Perché iniziare ora a discutere della riforma elettorale.
Le riforme elettorali vengono tipicamente fatte da chi controlla il Parlamento tenendo di vista il proprio interesse. Ciò introduce una ovvia distorsione a favore dello status quo, dato che chi controlla il Parlamento ha acquisito tale controllo sulla base della legge elettorale vigente. Tuttavia, in questa legislatura sembrano esistere le condizioni per un cambiamento della legge elettorale. La principale difficoltà che da sempre ha impedito una compiuta riforma in senso maggioritario, ossia la presenza determinante di partiti piccoli e medio-piccoli nelle coalizioni di governo, è fortuitamente assente. A testimonianza di tale minore peso delle forze piccole abbiamo visto l'avanzare concreto di proposte di riforma per l'elezione del Parlamento Europeo in senso favorevole ai partiti grandi. Anche se di tale riforma non c'è alcun bisogno, per una volta tanto proviamo a guardare la parte mezza piena del bicchiere: in questa legislatura il potere di veto dei vari Pecoraro Scanio, Casini, Diliberto, Mussolini, Bertinotti e via naneggiando non c'è. Il quadro è stato ulteriormente semplificato dalla creazione del Partito Democratico e del Popolo delle Libertà. Essenzialmente, come spiegherò più in dettaglio successivamente, in questo parlamento le riforme elettorali le possono fare senza ulteriori condizionamenti il PdL e la Lega. La Lega è, a livello nazionale, un piccolo partito ma il suo consenso è geograficamente concentrato. Per tale ragione tende a essere favorita da un sistema maggioritario. Il PdL ha un ovvio interesse all'introduzione del sistema maggioritario, così come il Partito Democratico. In effetti l'abbozzo di intesa che si è visto per la legge elettorale europea potrebbe svilupparsi in un sostegno ad ampio raggio per una riforma maggioritaria.

+ + + + +

LE CONSEGNE ->
1) Indica se le affermazioni seguenti concordano con il testo sulla riforma elettorale. Per ciascuna rispondi sì o no e cita le parole del testo che lo stabiliscono: (a) la Lega è un grande partito a livello nazionale; (b) secondo il testo la riforma per l'elezione del Parlamento Europeo è necessaria; (c) anche il Partito Democratico ha interesse al sistema maggioritario.
2) Secondo il testo sulla riforma elettorale, quale difficoltà ha sempre impedito una compiuta riforma in senso maggioritario?
3) Prosegui il testo sulla riforma elettorale a partire dalla sua ultima frase.

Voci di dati

+ + + + +

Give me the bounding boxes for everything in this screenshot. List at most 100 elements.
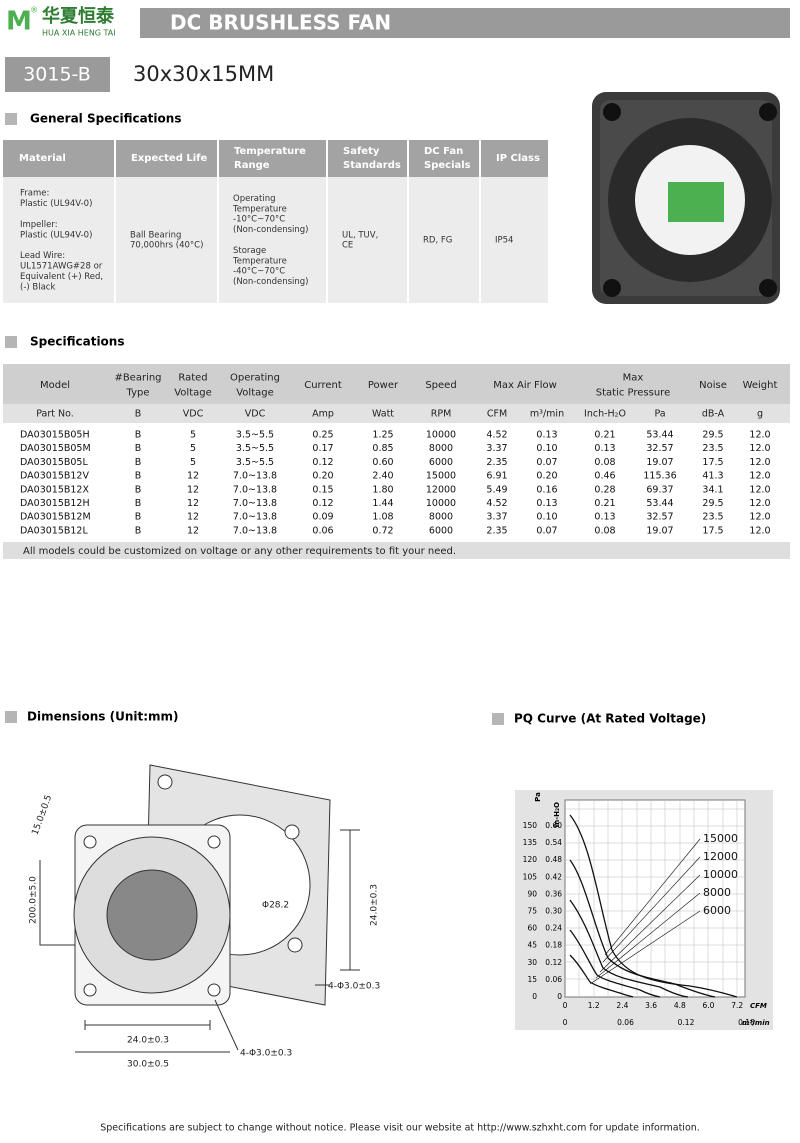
tick-label: 60 bbox=[527, 924, 537, 933]
tick-label: 0.60 bbox=[545, 821, 562, 830]
axis-label: In-H₂O bbox=[553, 802, 561, 827]
table-body bbox=[3, 177, 548, 303]
column-header: Static Pressure bbox=[596, 388, 670, 399]
title-bar bbox=[140, 8, 790, 38]
cell-text: 0.85 bbox=[372, 443, 393, 454]
tick-label: 30 bbox=[527, 958, 537, 967]
cell-text: 4.52 bbox=[486, 498, 507, 509]
cell-text: 69.37 bbox=[646, 484, 673, 495]
cell-text: Equivalent (+) Red, bbox=[20, 272, 103, 282]
cell-text: 7.0~13.8 bbox=[233, 525, 277, 536]
footer-note: Specifications are subject to change wit… bbox=[100, 1123, 700, 1134]
tick-label: 135 bbox=[523, 838, 538, 847]
table-header bbox=[3, 364, 790, 404]
cell-text: 12.0 bbox=[749, 512, 770, 523]
tick-label: 0.36 bbox=[545, 889, 562, 898]
cell-text: Frame: bbox=[20, 189, 49, 199]
cell-text: 12.0 bbox=[749, 443, 770, 454]
cell-text: 53.44 bbox=[646, 498, 673, 509]
cell-text: 8000 bbox=[429, 443, 453, 454]
cell-text: DA03015B12V bbox=[20, 471, 89, 482]
column-header: IP Class bbox=[496, 153, 540, 164]
table-header bbox=[3, 140, 548, 177]
tick-label: 15 bbox=[527, 975, 537, 984]
curve-label: 15000 bbox=[703, 832, 738, 845]
tick-label: 0.12 bbox=[678, 1018, 695, 1027]
section-title: General Specifications bbox=[30, 112, 181, 126]
column-header: Safety bbox=[343, 146, 380, 157]
cell-text: 0.21 bbox=[594, 498, 615, 509]
cell-text: Temperature bbox=[232, 204, 287, 214]
column-header: Model bbox=[40, 380, 70, 391]
tick-label: 0 bbox=[563, 1001, 568, 1010]
brand-cn: 华夏恒泰 bbox=[42, 5, 115, 27]
cell-text: B bbox=[135, 443, 142, 454]
cell-text: B bbox=[135, 525, 142, 536]
column-header: Max Air Flow bbox=[493, 380, 557, 391]
cell-text: 1.08 bbox=[372, 512, 393, 523]
tick-label: 3.6 bbox=[645, 1001, 657, 1010]
column-header: Weight bbox=[743, 380, 778, 391]
cell-text: Plastic (UL94V-0) bbox=[20, 230, 92, 240]
dimension-label: 4-Φ3.0±0.3 bbox=[328, 982, 380, 992]
tick-label: 7.2 bbox=[731, 1001, 743, 1010]
cell-text: 0.08 bbox=[594, 457, 615, 468]
column-header: Type bbox=[126, 388, 150, 399]
fan-photo bbox=[592, 92, 780, 304]
cell-text: UL, TUV, bbox=[342, 230, 378, 240]
cell-text: UL1571AWG#28 or bbox=[20, 262, 103, 272]
dimension-label: 24.0±0.3 bbox=[370, 884, 380, 926]
cell-text: 0.21 bbox=[594, 430, 615, 441]
dimension-label: 24.0±0.3 bbox=[127, 1036, 169, 1046]
cell-text: 12000 bbox=[426, 484, 456, 495]
cell-text: 0.60 bbox=[372, 457, 393, 468]
cell-text: 0.46 bbox=[594, 471, 615, 482]
cell-text: 12.0 bbox=[749, 498, 770, 509]
column-header: Material bbox=[19, 153, 66, 164]
cell-text: 0.10 bbox=[536, 512, 557, 523]
cell-text: 17.5 bbox=[702, 457, 723, 468]
brand-en: HUA XIA HENG TAI bbox=[42, 29, 116, 38]
cell-text: 5 bbox=[190, 457, 196, 468]
column-header: Current bbox=[304, 380, 342, 391]
cell-text: 5 bbox=[190, 443, 196, 454]
tick-label: 0.42 bbox=[545, 872, 562, 881]
cell-text: -40°C~70°C bbox=[233, 267, 285, 277]
cell-text: 2.35 bbox=[486, 525, 507, 536]
cell-text: 0.13 bbox=[594, 443, 615, 454]
tick-label: 150 bbox=[523, 821, 538, 830]
table-note: All models could be customized on voltag… bbox=[23, 546, 456, 557]
cell-text: 7.0~13.8 bbox=[233, 471, 277, 482]
cell-text: 29.5 bbox=[702, 430, 723, 441]
cell-text: Lead Wire: bbox=[20, 251, 65, 261]
registered-mark: ® bbox=[30, 6, 38, 15]
cell-text: 10000 bbox=[426, 498, 456, 509]
cell-text: IP54 bbox=[495, 236, 513, 246]
tick-label: 4.8 bbox=[674, 1001, 686, 1010]
unit-label: Amp bbox=[312, 409, 334, 420]
column-header: DC Fan bbox=[424, 146, 463, 157]
column-header: Specials bbox=[424, 160, 471, 171]
tick-label: 120 bbox=[523, 855, 538, 864]
tick-label: 75 bbox=[527, 907, 537, 916]
cell-text: 41.3 bbox=[702, 471, 723, 482]
axis-label: CFM bbox=[750, 1002, 767, 1010]
cell-text: B bbox=[135, 512, 142, 523]
cell-text: 1.44 bbox=[372, 498, 393, 509]
dimension-label: 4-Φ3.0±0.3 bbox=[240, 1049, 292, 1059]
tick-label: 0.30 bbox=[545, 907, 562, 916]
cell-text: 12 bbox=[187, 484, 199, 495]
cell-text: 15000 bbox=[426, 471, 456, 482]
cell-text: 0.13 bbox=[536, 430, 557, 441]
cell-text: 12.0 bbox=[749, 484, 770, 495]
cell-text: DA03015B05L bbox=[20, 457, 88, 468]
curve-label: 12000 bbox=[703, 850, 738, 863]
tick-label: 6.0 bbox=[703, 1001, 715, 1010]
section-title: Specifications bbox=[30, 335, 124, 349]
unit-label: g bbox=[757, 409, 763, 420]
model-code: 3015-B bbox=[23, 64, 91, 86]
dimension-label: 15.0±0.5 bbox=[31, 794, 55, 837]
cell-text: 70,000hrs (40°C) bbox=[130, 241, 203, 251]
cell-text: 2.35 bbox=[486, 457, 507, 468]
tick-label: 0.48 bbox=[545, 855, 562, 864]
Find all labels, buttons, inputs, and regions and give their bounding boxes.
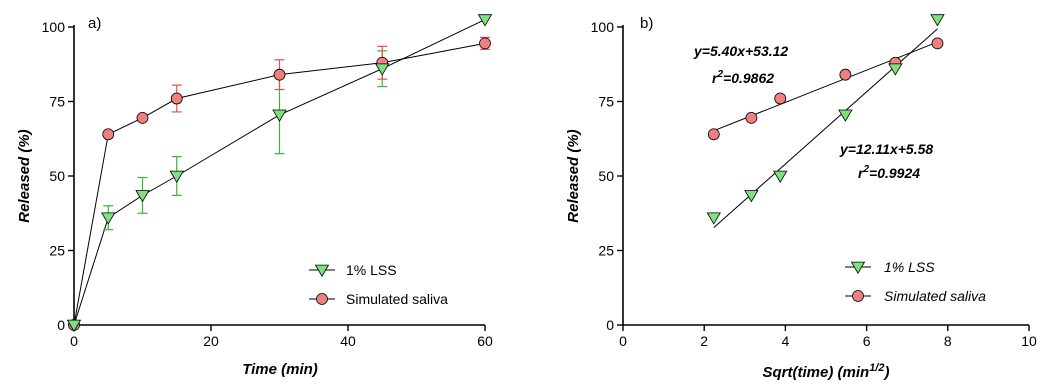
lss-point-0: [706, 212, 721, 225]
saliva-equation: y=5.40x+53.12: [693, 43, 788, 59]
panel-0-legend-lss-marker: [314, 264, 330, 277]
panel-1-xtick-label-6: 6: [863, 333, 871, 349]
lss-point-4: [272, 109, 287, 122]
panel-b-legend: 1% LSS Simulated saliva: [845, 259, 986, 304]
lss-point-5: [930, 14, 945, 27]
panel-1-legend-saliva-marker: [852, 290, 864, 302]
panel-0-ytick-label-75: 75: [49, 94, 65, 110]
saliva-point-3: [839, 68, 852, 81]
saliva-point-1: [745, 111, 758, 124]
panel-b-xlabel: Sqrt(time) (min1/2): [763, 362, 890, 381]
saliva-point-4: [273, 68, 286, 81]
lss-point-5: [375, 63, 390, 76]
panel-a-legend-saliva-label: Simulated saliva: [346, 291, 448, 307]
saliva-point-6: [479, 37, 491, 50]
panel-b: b) Sqrt(time) (min1/2) Released (%) 0 25 5…: [565, 14, 1037, 381]
panel-1-xtick-label-2: 2: [700, 333, 708, 349]
panel-b-plot: [706, 14, 945, 229]
saliva-r2: r2=0.9862: [712, 69, 774, 86]
saliva-r2-value: =0.9862: [723, 70, 774, 86]
lss-r2-prefix: r: [858, 165, 865, 181]
lss-point-1: [744, 190, 759, 203]
panel-a-plot: [66, 14, 493, 332]
saliva-point-0: [707, 128, 720, 141]
lss-point-0: [66, 319, 82, 332]
saliva-point-3: [170, 92, 183, 105]
panel-0-xtick-label-40: 40: [340, 333, 356, 349]
panel-1-legend-lss-marker: [850, 261, 866, 274]
panel-a-xlabel: Time (min): [242, 361, 318, 378]
saliva-r2-sup: 2: [716, 69, 723, 80]
lss-r2-sup: 2: [862, 164, 869, 175]
lss-point-6: [477, 14, 493, 27]
saliva-point-2: [136, 111, 149, 124]
panel-b-legend-saliva-label: Simulated saliva: [884, 288, 986, 304]
panel-a-axes: 0 25 50 75 100 0 20 40 60: [42, 19, 493, 349]
panel-a-legend: 1% LSS Simulated saliva: [309, 262, 448, 307]
panel-0-ytick-label-0: 0: [57, 317, 65, 333]
saliva-r2-prefix: r: [712, 70, 719, 86]
panel-1-ytick-label-50: 50: [598, 168, 614, 184]
lss-point-1: [101, 212, 116, 225]
panel-0-xtick-label-60: 60: [477, 333, 493, 349]
lss-r2-value: =0.9924: [869, 165, 920, 181]
panel-0-ytick-label-50: 50: [49, 168, 65, 184]
lss-point-3: [838, 109, 853, 122]
lss-point-2: [135, 190, 150, 203]
lss-point-4: [888, 63, 903, 76]
panel-1-xtick-label-10: 10: [1021, 333, 1037, 349]
saliva-point-5: [931, 37, 944, 50]
panel-1-xtick-label-4: 4: [782, 333, 790, 349]
panel-a-legend-lss-label: 1% LSS: [346, 262, 397, 278]
panel-1-xtick-label-0: 0: [619, 333, 627, 349]
panel-1-ytick-label-75: 75: [598, 94, 614, 110]
lss-point-2: [773, 170, 788, 183]
panel-0-legend-saliva-marker: [316, 293, 328, 305]
saliva-point-2: [774, 92, 787, 105]
panel-b-axes: 0 25 50 75 100 0 2 4 6 8 10: [591, 19, 1037, 349]
panel-b-xlabel-sup: 1/2: [869, 362, 884, 374]
saliva-point-1: [102, 128, 115, 141]
panel-1-xtick-label-8: 8: [944, 333, 952, 349]
panel-b-ylabel: Released (%): [565, 129, 582, 222]
lss-r2: r2=0.9924: [858, 164, 920, 181]
panel-a-label: a): [88, 15, 101, 32]
panel-b-legend-lss-label: 1% LSS: [884, 259, 935, 275]
panel-0-ytick-label-25: 25: [49, 243, 65, 259]
panel-0-xtick-label-0: 0: [70, 333, 78, 349]
lss-point-3: [169, 170, 184, 183]
lss-equation: y=12.11x+5.58: [839, 141, 933, 157]
panel-a: a) Time (min) Released (%) 0 25 50 75 100 0 20…: [16, 14, 493, 378]
panel-b-xlabel-main: Sqrt(time) (min: [763, 364, 870, 381]
panel-0-xtick-label-20: 20: [203, 333, 219, 349]
panel-1-ytick-label-25: 25: [598, 243, 614, 259]
panel-b-label: b): [640, 15, 653, 32]
panel-a-ylabel: Released (%): [16, 129, 33, 222]
panel-1-ytick-label-100: 100: [591, 19, 615, 35]
panel-1-ytick-label-0: 0: [606, 317, 614, 333]
panel-0-ytick-label-100: 100: [42, 19, 66, 35]
panel-b-xlabel-end: ): [882, 364, 889, 381]
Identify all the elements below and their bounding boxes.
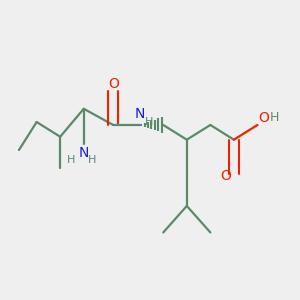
Text: H: H: [145, 117, 153, 127]
Text: O: O: [220, 169, 231, 184]
Text: N: N: [79, 146, 89, 160]
Text: H: H: [270, 111, 279, 124]
Text: O: O: [108, 77, 118, 91]
Text: N: N: [134, 107, 145, 121]
Text: H: H: [67, 155, 76, 165]
Text: H: H: [88, 155, 96, 165]
Text: O: O: [258, 111, 269, 124]
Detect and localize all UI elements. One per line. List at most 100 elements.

+ + + + +

SOLUZIONI ->
1)
(a) No: «La Lega è, a livello nazionale, un piccolo partito ma il suo consenso è geograficamente concentrato.»
(b) No: «Anche se di tale riforma non c'è alcun bisogno».
(c) Sì: «Il PdL ha un ovvio interesse all'introduzione del sistema maggioritario, così come il Partito Democratico.»

2) La presenza determinante di partiti piccoli e medio-piccoli nelle coalizioni di governo.

3)
La questione per il momento non è in cima all'agenda politica, ma è destinata a diventarlo quando si avvicinerà il referendum previsto per la primavera dell'anno prossimo. Ovviamente, la coalizione attualmente governante potrebbe semplicemente decidere di boicottare il referendum e mantenere il sistema attuale. Vi sono però almeno un paio di considerazioni che dovrebbero convincere anche i più restii a sfruttare l'occasione per migliorare la legge corrente. Da un lato è evidente che la diversità dei sistemi elettorali di Camera e Senato rischia di creare seri problemi di governabilità. Tutti gli indizi conducono a ritenere che tale diversità non sia il risultato di scelte consapevoli ma semplicemente del modo caotico e frettoloso in cui la riforma del 2005 è stata approvata. Il referendum può essere una buona scusa per eliminare il problema, uniformando i sistemi elettorali dei due rami del Parlamento. D'altro canto, credo non sfugga a nessuno il fatto che la legge, nonostante il fortunoso e fortunato risultato delle elezioni del 2008, mantiene intatto il suo potenziale centrifugo. Gli incentivi alla creazione di partitelli e partitini e alla formazione di coalizioni eterogenee e rissose restano sempre all'opera. Si può contare sulla propria buona fortuna, ma perché non cogliere l'occasione per solidificare mediante la riforma del sistema elettorale la semplificazione del quadro politico? Per una volta tanto gli interessi del paese e quelli delle principali forze politiche che siedono in Parlamento sembrano allineati. Se si prepara bene il terreno con una seria discussione dei vantaggi e degli svantaggi dei vari sistemi, puòdarsi che ne esca qualcosa di buono.
Che riforma elettorale attuare? Per ragioni che spiego più in dettaglio nella relazione (pdf) l'Italia ha bisogno dell'introduzione compiuta e completa di un sistema maggioritario. Questo è anche il desiderio che l'elettorato ha chiaramente espresso con il referendum sul sistema elettorale del Senato del 1993 (partecipazione al voto del 77% e percentuale di SI pari a 82,6%) e con quello per l'abolizione delle quota proporzionale del 1999 (partecipazione al voto del 49,6% e percentuale di SI pari a 91,5%; il quorum mancato di un soffio elimina gli effetti legali ma non la chiara indicazione della volontà popolare).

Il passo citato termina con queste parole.